[Records from a data collection]

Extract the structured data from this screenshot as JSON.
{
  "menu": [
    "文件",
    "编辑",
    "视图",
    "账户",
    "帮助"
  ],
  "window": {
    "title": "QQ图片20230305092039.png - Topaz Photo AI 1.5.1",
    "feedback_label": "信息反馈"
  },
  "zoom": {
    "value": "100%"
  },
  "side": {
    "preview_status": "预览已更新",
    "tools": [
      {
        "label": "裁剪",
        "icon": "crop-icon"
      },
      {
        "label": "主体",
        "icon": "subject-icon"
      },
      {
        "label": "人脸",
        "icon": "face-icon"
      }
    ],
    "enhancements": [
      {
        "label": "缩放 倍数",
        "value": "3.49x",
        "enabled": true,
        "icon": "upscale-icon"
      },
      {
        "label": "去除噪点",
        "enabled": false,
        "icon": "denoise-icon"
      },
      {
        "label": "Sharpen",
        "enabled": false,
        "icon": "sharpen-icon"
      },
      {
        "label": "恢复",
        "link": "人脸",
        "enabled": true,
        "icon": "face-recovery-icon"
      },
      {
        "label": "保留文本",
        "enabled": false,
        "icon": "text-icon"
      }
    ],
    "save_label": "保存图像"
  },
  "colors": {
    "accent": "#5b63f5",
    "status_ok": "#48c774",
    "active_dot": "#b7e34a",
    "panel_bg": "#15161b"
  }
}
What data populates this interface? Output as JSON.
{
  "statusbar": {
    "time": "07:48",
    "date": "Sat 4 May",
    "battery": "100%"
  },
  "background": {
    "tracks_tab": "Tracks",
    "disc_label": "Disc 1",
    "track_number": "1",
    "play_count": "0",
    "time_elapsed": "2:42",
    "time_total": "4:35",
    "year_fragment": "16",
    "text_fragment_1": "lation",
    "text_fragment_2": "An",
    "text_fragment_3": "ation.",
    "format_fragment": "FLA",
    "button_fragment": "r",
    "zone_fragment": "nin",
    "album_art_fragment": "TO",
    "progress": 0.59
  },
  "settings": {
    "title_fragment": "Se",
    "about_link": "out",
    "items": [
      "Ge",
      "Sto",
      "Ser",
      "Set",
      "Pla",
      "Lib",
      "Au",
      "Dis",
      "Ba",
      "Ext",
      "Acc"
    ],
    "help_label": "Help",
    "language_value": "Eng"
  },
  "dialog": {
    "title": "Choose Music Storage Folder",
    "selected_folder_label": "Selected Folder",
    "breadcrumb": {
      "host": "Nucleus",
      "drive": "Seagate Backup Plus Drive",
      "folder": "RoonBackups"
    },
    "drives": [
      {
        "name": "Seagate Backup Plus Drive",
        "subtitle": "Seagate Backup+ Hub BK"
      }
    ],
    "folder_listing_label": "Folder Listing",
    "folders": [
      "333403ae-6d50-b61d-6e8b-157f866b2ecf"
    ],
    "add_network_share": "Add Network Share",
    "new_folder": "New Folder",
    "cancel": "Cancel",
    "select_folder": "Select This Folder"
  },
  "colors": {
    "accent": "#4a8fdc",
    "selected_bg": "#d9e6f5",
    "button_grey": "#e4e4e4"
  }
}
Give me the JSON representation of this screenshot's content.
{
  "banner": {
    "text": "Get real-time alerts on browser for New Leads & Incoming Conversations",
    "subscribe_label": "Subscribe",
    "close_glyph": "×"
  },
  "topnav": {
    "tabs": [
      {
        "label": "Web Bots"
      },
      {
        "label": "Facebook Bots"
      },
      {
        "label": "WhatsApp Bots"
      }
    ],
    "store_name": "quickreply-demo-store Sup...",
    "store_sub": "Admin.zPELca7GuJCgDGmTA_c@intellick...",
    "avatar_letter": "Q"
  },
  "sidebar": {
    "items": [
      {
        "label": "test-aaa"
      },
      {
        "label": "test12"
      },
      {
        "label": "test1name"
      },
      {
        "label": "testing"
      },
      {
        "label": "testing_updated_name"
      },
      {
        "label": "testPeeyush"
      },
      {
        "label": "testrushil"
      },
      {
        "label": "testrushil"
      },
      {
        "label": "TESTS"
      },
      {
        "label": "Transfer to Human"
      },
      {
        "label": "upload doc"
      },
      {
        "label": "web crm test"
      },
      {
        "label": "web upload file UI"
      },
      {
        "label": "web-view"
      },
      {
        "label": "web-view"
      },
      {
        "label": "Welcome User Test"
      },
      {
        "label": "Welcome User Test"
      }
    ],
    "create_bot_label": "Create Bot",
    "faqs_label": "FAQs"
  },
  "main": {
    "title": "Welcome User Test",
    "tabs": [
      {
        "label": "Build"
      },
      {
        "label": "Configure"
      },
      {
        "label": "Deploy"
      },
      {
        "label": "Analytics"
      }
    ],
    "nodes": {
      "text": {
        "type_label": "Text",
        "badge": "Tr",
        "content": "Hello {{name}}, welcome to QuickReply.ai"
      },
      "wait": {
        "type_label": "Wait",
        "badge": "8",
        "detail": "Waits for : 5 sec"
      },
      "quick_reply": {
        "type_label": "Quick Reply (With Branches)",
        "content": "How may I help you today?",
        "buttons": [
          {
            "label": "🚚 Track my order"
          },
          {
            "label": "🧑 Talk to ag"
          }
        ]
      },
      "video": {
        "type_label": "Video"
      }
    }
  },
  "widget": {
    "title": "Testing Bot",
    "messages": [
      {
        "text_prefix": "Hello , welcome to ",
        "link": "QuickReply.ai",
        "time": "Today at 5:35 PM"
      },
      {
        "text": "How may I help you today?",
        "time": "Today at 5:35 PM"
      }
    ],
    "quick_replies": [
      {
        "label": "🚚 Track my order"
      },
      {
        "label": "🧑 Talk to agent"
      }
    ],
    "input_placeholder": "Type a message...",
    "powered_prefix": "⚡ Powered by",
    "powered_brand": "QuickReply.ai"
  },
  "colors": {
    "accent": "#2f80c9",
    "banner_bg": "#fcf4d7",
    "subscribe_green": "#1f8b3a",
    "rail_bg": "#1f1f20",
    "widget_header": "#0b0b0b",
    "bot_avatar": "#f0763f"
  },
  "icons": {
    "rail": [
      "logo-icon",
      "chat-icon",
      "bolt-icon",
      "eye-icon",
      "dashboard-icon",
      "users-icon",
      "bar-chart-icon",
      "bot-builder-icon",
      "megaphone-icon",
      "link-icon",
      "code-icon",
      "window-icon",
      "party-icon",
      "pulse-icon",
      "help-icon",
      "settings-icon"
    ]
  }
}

▶ **Exercise details**:
Take the listing above and write it out again exactly.

▶ **Written solution**:
Extract the structured data from this screenshot as JSON.
{
  "menu": [
    "文件",
    "编辑",
    "视图",
    "账户",
    "帮助"
  ],
  "window": {
    "title": "QQ图片20230305092039.png - Topaz Photo AI 1.5.1",
    "feedback_label": "信息反馈"
  },
  "zoom": {
    "value": "100%"
  },
  "side": {
    "preview_status": "预览已更新",
    "tools": [
      {
        "label": "裁剪",
        "icon": "crop-icon"
      },
      {
        "label": "主体",
        "icon": "subject-icon"
      },
      {
        "label": "人脸",
        "icon": "face-icon"
      }
    ],
    "enhancements": [
      {
        "label": "缩放 倍数",
        "value": "3.49x",
        "enabled": true,
        "icon": "upscale-icon"
      },
      {
        "label": "去除噪点",
        "enabled": false,
        "icon": "denoise-icon"
      },
      {
        "label": "Sharpen",
        "enabled": false,
        "icon": "sharpen-icon"
      },
      {
        "label": "恢复",
        "link": "人脸",
        "enabled": true,
        "icon": "face-recovery-icon"
      },
      {
        "label": "保留文本",
        "enabled": false,
        "icon": "text-icon"
      }
    ],
    "save_label": "保存图像"
  },
  "colors": {
    "accent": "#5b63f5",
    "status_ok": "#48c774",
    "active_dot": "#b7e34a",
    "panel_bg": "#15161b"
  }
}
What data populates this interface? Output as JSON.
{
  "statusbar": {
    "time": "07:48",
    "date": "Sat 4 May",
    "battery": "100%"
  },
  "background": {
    "tracks_tab": "Tracks",
    "disc_label": "Disc 1",
    "track_number": "1",
    "play_count": "0",
    "time_elapsed": "2:42",
    "time_total": "4:35",
    "year_fragment": "16",
    "text_fragment_1": "lation",
    "text_fragment_2": "An",
    "text_fragment_3": "ation.",
    "format_fragment": "FLA",
    "button_fragment": "r",
    "zone_fragment": "nin",
    "album_art_fragment": "TO",
    "progress": 0.59
  },
  "settings": {
    "title_fragment": "Se",
    "about_link": "out",
    "items": [
      "Ge",
      "Sto",
      "Ser",
      "Set",
      "Pla",
      "Lib",
      "Au",
      "Dis",
      "Ba",
      "Ext",
      "Acc"
    ],
    "help_label": "Help",
    "language_value": "Eng"
  },
  "dialog": {
    "title": "Choose Music Storage Folder",
    "selected_folder_label": "Selected Folder",
    "breadcrumb": {
      "host": "Nucleus",
      "drive": "Seagate Backup Plus Drive",
      "folder": "RoonBackups"
    },
    "drives": [
      {
        "name": "Seagate Backup Plus Drive",
        "subtitle": "Seagate Backup+ Hub BK"
      }
    ],
    "folder_listing_label": "Folder Listing",
    "folders": [
      "333403ae-6d50-b61d-6e8b-157f866b2ecf"
    ],
    "add_network_share": "Add Network Share",
    "new_folder": "New Folder",
    "cancel": "Cancel",
    "select_folder": "Select This Folder"
  },
  "colors": {
    "accent": "#4a8fdc",
    "selected_bg": "#d9e6f5",
    "button_grey": "#e4e4e4"
  }
}
Give me the JSON representation of this screenshot's content.
{
  "banner": {
    "text": "Get real-time alerts on browser for New Leads & Incoming Conversations",
    "subscribe_label": "Subscribe",
    "close_glyph": "×"
  },
  "topnav": {
    "tabs": [
      {
        "label": "Web Bots"
      },
      {
        "label": "Facebook Bots"
      },
      {
        "label": "WhatsApp Bots"
      }
    ],
    "store_name": "quickreply-demo-store Sup...",
    "store_sub": "Admin.zPELca7GuJCgDGmTA_c@intellick...",
    "avatar_letter": "Q"
  },
  "sidebar": {
    "items": [
      {
        "label": "test-aaa"
      },
      {
        "label": "test12"
      },
      {
        "label": "test1name"
      },
      {
        "label": "testing"
      },
      {
        "label": "testing_updated_name"
      },
      {
        "label": "testPeeyush"
      },
      {
        "label": "testrushil"
      },
      {
        "label": "testrushil"
      },
      {
        "label": "TESTS"
      },
      {
        "label": "Transfer to Human"
      },
      {
        "label": "upload doc"
      },
      {
        "label": "web crm test"
      },
      {
        "label": "web upload file UI"
      },
      {
        "label": "web-view"
      },
      {
        "label": "web-view"
      },
      {
        "label": "Welcome User Test"
      },
      {
        "label": "Welcome User Test"
      }
    ],
    "create_bot_label": "Create Bot",
    "faqs_label": "FAQs"
  },
  "main": {
    "title": "Welcome User Test",
    "tabs": [
      {
        "label": "Build"
      },
      {
        "label": "Configure"
      },
      {
        "label": "Deploy"
      },
      {
        "label": "Analytics"
      }
    ],
    "nodes": {
      "text": {
        "type_label": "Text",
        "badge": "Tr",
        "content": "Hello {{name}}, welcome to QuickReply.ai"
      },
      "wait": {
        "type_label": "Wait",
        "badge": "8",
        "detail": "Waits for : 5 sec"
      },
      "quick_reply": {
        "type_label": "Quick Reply (With Branches)",
        "content": "How may I help you today?",
        "buttons": [
          {
            "label": "🚚 Track my order"
          },
          {
            "label": "🧑 Talk to ag"
          }
        ]
      },
      "video": {
        "type_label": "Video"
      }
    }
  },
  "widget": {
    "title": "Testing Bot",
    "messages": [
      {
        "text_prefix": "Hello , welcome to ",
        "link": "QuickReply.ai",
        "time": "Today at 5:35 PM"
      },
      {
        "text": "How may I help you today?",
        "time": "Today at 5:35 PM"
      }
    ],
    "quick_replies": [
      {
        "label": "🚚 Track my order"
      },
      {
        "label": "🧑 Talk to agent"
      }
    ],
    "input_placeholder": "Type a message...",
    "powered_prefix": "⚡ Powered by",
    "powered_brand": "QuickReply.ai"
  },
  "colors": {
    "accent": "#2f80c9",
    "banner_bg": "#fcf4d7",
    "subscribe_green": "#1f8b3a",
    "rail_bg": "#1f1f20",
    "widget_header": "#0b0b0b",
    "bot_avatar": "#f0763f"
  },
  "icons": {
    "rail": [
      "logo-icon",
      "chat-icon",
      "bolt-icon",
      "eye-icon",
      "dashboard-icon",
      "users-icon",
      "bar-chart-icon",
      "bot-builder-icon",
      "megaphone-icon",
      "link-icon",
      "code-icon",
      "window-icon",
      "party-icon",
      "pulse-icon",
      "help-icon",
      "settings-icon"
    ]
  }
}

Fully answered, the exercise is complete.